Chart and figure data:
###

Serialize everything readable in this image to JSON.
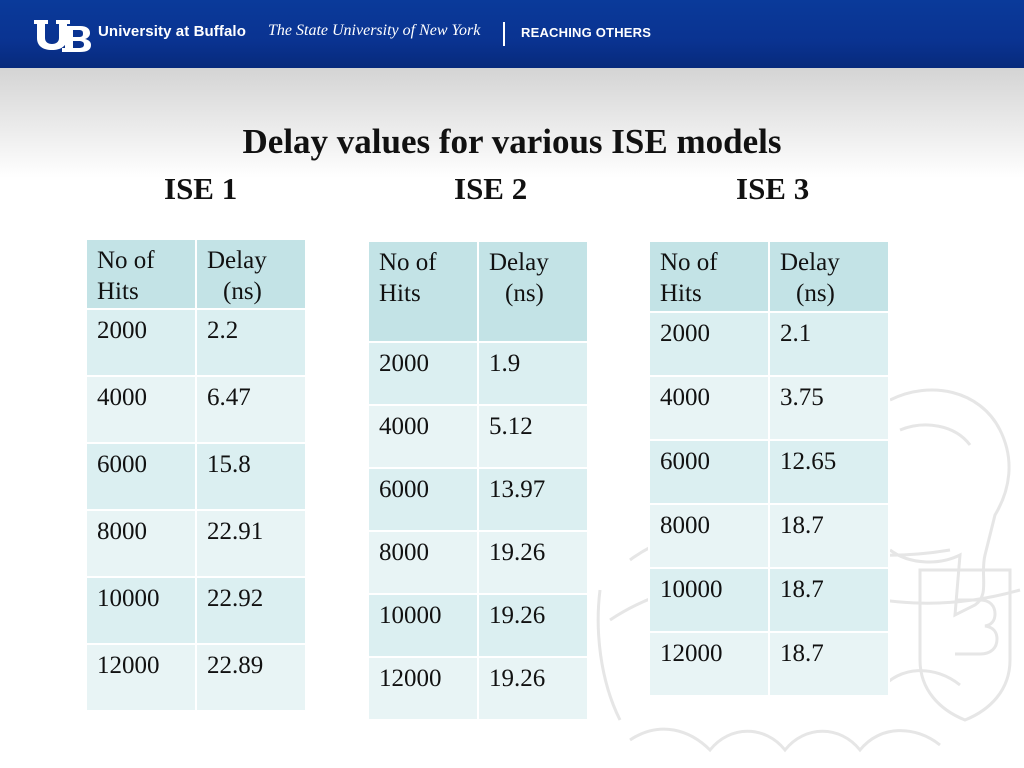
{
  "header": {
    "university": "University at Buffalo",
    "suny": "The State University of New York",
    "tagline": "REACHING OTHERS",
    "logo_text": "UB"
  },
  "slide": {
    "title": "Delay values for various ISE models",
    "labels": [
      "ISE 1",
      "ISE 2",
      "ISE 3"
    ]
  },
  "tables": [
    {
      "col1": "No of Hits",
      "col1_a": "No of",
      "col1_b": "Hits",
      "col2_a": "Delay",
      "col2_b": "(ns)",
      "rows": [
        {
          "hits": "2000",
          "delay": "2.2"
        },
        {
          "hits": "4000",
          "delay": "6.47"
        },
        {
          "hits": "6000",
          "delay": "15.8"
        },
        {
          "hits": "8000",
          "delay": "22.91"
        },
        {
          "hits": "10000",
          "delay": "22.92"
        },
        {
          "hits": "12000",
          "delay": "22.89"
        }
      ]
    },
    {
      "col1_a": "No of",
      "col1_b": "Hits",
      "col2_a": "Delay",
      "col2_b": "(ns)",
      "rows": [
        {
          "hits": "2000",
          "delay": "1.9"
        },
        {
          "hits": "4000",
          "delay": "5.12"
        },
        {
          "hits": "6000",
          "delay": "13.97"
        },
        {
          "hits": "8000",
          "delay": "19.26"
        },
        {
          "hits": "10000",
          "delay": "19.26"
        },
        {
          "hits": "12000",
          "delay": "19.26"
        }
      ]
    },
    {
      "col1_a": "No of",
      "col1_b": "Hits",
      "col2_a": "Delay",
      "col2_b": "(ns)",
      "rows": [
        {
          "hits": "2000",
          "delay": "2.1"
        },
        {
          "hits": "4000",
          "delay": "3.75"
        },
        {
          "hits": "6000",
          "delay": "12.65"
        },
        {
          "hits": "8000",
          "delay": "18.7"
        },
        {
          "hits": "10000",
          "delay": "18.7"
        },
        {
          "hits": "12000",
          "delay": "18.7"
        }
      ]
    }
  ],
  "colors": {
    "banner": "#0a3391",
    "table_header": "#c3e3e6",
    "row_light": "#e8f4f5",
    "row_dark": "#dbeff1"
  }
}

###

PROMPT: Return each line of the data, keeping its wording exact and omitting pictures.

EXPECTED OUTPUT:
Serialize everything readable in this image to JSON.
{
  "header": {
    "university": "University at Buffalo",
    "suny": "The State University of New York",
    "tagline": "REACHING OTHERS",
    "logo_text": "UB"
  },
  "slide": {
    "title": "Delay values for various ISE models",
    "labels": [
      "ISE 1",
      "ISE 2",
      "ISE 3"
    ]
  },
  "tables": [
    {
      "col1": "No of Hits",
      "col1_a": "No of",
      "col1_b": "Hits",
      "col2_a": "Delay",
      "col2_b": "(ns)",
      "rows": [
        {
          "hits": "2000",
          "delay": "2.2"
        },
        {
          "hits": "4000",
          "delay": "6.47"
        },
        {
          "hits": "6000",
          "delay": "15.8"
        },
        {
          "hits": "8000",
          "delay": "22.91"
        },
        {
          "hits": "10000",
          "delay": "22.92"
        },
        {
          "hits": "12000",
          "delay": "22.89"
        }
      ]
    },
    {
      "col1_a": "No of",
      "col1_b": "Hits",
      "col2_a": "Delay",
      "col2_b": "(ns)",
      "rows": [
        {
          "hits": "2000",
          "delay": "1.9"
        },
        {
          "hits": "4000",
          "delay": "5.12"
        },
        {
          "hits": "6000",
          "delay": "13.97"
        },
        {
          "hits": "8000",
          "delay": "19.26"
        },
        {
          "hits": "10000",
          "delay": "19.26"
        },
        {
          "hits": "12000",
          "delay": "19.26"
        }
      ]
    },
    {
      "col1_a": "No of",
      "col1_b": "Hits",
      "col2_a": "Delay",
      "col2_b": "(ns)",
      "rows": [
        {
          "hits": "2000",
          "delay": "2.1"
        },
        {
          "hits": "4000",
          "delay": "3.75"
        },
        {
          "hits": "6000",
          "delay": "12.65"
        },
        {
          "hits": "8000",
          "delay": "18.7"
        },
        {
          "hits": "10000",
          "delay": "18.7"
        },
        {
          "hits": "12000",
          "delay": "18.7"
        }
      ]
    }
  ],
  "colors": {
    "banner": "#0a3391",
    "table_header": "#c3e3e6",
    "row_light": "#e8f4f5",
    "row_dark": "#dbeff1"
  }
}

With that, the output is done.